(INSTRUCTIONS FOR THE TASK)
Find each line in the records below that contains the word "risk", and copy it out.

(INFORMATION SUPPLIED)
::::
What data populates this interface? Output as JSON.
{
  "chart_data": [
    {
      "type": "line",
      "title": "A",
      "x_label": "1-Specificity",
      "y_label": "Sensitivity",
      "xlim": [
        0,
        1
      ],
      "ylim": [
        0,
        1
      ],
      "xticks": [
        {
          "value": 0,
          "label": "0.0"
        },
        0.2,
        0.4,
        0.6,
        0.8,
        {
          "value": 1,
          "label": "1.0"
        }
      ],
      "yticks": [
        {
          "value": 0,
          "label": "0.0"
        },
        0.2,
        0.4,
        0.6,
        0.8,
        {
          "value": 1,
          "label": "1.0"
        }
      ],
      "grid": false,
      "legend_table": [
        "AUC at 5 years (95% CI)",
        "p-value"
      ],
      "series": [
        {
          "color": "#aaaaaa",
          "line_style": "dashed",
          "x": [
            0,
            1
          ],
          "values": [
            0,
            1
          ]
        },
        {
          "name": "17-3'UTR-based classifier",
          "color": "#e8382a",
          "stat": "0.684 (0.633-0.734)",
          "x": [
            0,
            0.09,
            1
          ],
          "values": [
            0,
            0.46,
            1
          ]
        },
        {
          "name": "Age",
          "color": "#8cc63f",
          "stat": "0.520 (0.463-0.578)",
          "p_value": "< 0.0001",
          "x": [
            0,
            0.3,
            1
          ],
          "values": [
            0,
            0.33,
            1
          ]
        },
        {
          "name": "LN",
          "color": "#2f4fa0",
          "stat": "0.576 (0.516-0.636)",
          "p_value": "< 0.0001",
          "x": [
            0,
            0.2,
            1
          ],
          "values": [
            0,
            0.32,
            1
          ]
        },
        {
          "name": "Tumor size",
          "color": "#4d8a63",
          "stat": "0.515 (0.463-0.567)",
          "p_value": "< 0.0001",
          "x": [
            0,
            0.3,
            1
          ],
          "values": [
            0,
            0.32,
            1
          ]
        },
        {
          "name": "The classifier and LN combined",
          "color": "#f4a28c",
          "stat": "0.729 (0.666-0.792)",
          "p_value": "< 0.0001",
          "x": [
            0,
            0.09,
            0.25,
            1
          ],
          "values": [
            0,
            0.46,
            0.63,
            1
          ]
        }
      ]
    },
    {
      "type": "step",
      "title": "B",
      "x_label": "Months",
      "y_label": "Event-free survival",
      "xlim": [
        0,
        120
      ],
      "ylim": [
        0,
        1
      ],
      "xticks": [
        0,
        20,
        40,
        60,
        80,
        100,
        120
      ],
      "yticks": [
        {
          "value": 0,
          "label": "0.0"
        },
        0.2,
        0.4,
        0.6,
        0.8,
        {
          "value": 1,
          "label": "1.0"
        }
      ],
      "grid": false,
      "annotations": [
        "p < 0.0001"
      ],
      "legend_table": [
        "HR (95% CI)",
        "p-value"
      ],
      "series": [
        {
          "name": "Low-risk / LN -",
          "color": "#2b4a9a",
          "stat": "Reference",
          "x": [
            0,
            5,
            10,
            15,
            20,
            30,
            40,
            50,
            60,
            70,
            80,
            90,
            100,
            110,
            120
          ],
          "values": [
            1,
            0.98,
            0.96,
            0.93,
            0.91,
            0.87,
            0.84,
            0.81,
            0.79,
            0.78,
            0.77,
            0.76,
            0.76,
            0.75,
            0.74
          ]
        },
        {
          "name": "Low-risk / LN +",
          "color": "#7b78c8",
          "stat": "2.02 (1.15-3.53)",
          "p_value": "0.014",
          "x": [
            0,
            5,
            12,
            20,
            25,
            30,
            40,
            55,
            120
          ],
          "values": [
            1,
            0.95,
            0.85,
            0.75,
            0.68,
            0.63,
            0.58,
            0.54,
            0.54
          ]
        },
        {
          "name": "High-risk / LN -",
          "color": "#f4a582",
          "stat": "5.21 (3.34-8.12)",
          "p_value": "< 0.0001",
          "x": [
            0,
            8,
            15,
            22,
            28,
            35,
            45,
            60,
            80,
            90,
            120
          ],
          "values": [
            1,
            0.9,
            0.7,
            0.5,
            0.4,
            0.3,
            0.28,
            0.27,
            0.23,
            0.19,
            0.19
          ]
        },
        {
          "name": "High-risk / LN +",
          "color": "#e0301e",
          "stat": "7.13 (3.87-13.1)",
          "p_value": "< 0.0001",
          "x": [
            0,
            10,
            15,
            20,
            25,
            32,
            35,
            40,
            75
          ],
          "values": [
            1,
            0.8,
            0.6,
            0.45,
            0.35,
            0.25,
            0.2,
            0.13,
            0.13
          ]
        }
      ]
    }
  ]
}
::::
(REPLY TO THE TASK)
          "name": "Low-risk / LN -",
          "name": "Low-risk / LN +",
          "name": "High-risk / LN -",
          "name": "High-risk / LN +",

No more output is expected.